Request »
Wherever the word "grid" appears in the entries, copy the whole line.
===== Data entries
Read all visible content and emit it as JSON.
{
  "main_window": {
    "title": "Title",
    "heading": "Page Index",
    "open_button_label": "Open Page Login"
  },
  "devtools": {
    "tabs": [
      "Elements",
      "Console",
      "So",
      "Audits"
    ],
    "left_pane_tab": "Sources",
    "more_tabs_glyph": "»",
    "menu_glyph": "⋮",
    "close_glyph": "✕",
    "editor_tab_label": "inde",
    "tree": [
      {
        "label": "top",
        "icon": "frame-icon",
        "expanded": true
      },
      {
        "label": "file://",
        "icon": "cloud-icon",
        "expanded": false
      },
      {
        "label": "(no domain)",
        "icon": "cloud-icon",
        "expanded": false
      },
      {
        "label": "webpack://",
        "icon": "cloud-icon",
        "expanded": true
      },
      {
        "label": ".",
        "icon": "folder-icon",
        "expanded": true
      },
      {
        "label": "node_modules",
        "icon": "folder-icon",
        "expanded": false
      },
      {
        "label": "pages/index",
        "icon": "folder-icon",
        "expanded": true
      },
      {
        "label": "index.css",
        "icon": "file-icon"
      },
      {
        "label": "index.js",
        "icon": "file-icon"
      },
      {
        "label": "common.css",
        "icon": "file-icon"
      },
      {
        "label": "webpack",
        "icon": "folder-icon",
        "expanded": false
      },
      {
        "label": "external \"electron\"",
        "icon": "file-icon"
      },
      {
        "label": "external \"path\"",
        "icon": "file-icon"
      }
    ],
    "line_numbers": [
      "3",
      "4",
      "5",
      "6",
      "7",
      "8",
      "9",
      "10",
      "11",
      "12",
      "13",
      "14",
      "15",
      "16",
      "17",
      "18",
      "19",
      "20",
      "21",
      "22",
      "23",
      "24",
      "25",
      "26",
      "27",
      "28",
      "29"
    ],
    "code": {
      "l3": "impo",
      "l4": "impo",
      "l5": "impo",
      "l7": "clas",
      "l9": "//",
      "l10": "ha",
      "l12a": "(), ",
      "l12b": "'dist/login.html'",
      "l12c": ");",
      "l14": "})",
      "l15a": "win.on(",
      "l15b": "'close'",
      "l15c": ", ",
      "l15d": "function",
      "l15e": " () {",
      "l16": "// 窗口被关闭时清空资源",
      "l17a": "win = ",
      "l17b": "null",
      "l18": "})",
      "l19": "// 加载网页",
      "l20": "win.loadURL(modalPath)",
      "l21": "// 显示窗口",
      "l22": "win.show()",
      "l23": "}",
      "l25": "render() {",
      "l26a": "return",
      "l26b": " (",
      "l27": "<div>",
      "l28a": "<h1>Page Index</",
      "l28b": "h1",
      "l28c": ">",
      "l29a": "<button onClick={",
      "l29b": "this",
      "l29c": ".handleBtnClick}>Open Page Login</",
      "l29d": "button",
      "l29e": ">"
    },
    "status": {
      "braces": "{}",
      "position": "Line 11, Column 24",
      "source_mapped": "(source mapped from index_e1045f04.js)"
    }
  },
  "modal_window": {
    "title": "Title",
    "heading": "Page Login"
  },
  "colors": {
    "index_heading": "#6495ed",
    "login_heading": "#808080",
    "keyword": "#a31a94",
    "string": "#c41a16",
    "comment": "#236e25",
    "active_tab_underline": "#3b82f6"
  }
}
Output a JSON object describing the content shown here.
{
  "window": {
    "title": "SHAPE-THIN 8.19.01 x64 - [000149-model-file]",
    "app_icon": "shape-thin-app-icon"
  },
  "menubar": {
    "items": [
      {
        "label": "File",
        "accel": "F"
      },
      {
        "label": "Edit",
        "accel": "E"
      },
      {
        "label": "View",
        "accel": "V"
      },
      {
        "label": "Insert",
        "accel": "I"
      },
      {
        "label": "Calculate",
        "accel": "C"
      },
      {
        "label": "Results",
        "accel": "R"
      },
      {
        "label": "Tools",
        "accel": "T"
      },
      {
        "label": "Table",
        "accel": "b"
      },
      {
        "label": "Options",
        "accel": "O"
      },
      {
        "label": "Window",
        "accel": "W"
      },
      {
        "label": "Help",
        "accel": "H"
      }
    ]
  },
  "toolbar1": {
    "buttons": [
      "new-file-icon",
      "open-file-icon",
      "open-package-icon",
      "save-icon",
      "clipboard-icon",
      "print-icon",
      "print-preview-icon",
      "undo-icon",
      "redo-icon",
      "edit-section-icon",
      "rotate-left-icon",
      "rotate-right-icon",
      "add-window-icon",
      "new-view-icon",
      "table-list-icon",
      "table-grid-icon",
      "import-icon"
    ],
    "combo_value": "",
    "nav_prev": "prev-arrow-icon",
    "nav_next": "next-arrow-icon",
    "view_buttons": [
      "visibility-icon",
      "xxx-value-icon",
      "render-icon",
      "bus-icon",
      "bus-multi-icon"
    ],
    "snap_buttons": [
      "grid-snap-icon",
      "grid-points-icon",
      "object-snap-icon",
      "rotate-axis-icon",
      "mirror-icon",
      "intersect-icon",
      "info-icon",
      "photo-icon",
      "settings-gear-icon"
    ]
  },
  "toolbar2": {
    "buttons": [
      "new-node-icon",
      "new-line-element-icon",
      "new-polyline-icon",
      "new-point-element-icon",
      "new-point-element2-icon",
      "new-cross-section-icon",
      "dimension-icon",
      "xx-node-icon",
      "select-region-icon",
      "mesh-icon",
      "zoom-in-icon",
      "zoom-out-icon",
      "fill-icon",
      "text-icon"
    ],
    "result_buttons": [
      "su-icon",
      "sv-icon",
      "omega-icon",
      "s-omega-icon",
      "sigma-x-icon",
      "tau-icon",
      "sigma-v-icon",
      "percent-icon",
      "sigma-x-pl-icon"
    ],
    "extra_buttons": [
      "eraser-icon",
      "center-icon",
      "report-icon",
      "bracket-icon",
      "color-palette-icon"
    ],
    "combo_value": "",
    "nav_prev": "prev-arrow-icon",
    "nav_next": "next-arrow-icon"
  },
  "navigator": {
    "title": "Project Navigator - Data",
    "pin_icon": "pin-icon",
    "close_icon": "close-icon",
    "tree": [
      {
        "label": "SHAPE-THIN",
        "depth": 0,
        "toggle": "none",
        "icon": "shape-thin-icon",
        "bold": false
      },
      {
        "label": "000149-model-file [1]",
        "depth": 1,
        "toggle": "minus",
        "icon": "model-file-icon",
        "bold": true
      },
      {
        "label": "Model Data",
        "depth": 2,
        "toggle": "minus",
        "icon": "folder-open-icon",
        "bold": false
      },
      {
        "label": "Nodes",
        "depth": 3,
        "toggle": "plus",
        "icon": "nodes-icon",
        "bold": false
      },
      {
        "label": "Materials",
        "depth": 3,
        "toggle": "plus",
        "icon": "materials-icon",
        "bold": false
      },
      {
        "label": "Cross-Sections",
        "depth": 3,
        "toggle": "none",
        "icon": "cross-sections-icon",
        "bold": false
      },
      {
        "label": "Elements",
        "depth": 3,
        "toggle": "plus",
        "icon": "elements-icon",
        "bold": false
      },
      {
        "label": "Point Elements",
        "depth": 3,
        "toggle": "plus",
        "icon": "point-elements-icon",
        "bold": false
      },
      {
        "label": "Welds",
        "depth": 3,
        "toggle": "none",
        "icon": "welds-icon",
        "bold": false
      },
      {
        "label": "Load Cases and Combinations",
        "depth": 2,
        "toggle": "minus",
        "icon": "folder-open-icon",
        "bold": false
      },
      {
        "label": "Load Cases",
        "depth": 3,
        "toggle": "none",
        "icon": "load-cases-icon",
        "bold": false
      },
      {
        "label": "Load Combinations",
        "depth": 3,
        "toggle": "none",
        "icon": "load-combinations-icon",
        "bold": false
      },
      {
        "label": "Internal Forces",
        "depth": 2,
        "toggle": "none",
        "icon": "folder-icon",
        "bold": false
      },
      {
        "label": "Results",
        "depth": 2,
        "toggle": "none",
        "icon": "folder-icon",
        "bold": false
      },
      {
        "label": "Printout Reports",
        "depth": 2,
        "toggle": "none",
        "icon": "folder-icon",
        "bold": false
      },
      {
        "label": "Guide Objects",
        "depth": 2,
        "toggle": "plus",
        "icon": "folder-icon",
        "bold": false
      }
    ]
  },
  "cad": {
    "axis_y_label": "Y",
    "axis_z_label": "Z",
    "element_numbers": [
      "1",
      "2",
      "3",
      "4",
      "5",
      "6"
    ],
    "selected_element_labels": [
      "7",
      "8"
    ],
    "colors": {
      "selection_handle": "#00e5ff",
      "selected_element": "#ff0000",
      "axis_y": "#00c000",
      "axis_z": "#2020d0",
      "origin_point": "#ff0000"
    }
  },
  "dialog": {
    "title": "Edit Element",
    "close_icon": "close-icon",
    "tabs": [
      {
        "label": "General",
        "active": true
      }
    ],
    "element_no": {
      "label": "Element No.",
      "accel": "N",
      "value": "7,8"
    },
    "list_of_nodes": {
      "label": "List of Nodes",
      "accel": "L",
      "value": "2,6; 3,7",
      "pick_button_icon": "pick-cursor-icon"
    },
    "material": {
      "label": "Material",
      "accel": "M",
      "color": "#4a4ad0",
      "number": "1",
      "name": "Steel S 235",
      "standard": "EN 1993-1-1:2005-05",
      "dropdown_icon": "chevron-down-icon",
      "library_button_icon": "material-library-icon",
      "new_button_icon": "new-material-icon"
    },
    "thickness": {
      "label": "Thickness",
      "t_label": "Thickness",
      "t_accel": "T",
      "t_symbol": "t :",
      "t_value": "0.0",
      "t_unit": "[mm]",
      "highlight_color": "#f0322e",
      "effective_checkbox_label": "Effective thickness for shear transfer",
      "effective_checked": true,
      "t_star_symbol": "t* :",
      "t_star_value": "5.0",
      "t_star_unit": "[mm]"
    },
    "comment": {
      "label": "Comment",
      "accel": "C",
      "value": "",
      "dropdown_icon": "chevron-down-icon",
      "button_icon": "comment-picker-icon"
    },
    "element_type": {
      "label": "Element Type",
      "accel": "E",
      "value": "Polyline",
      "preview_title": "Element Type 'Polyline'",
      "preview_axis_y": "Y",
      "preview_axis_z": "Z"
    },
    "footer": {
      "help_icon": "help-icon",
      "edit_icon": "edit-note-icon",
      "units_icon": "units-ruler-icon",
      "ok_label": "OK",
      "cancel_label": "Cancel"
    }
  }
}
==========
Exercise result »
      "table-grid-icon",
      "grid-snap-icon",
      "grid-points-icon",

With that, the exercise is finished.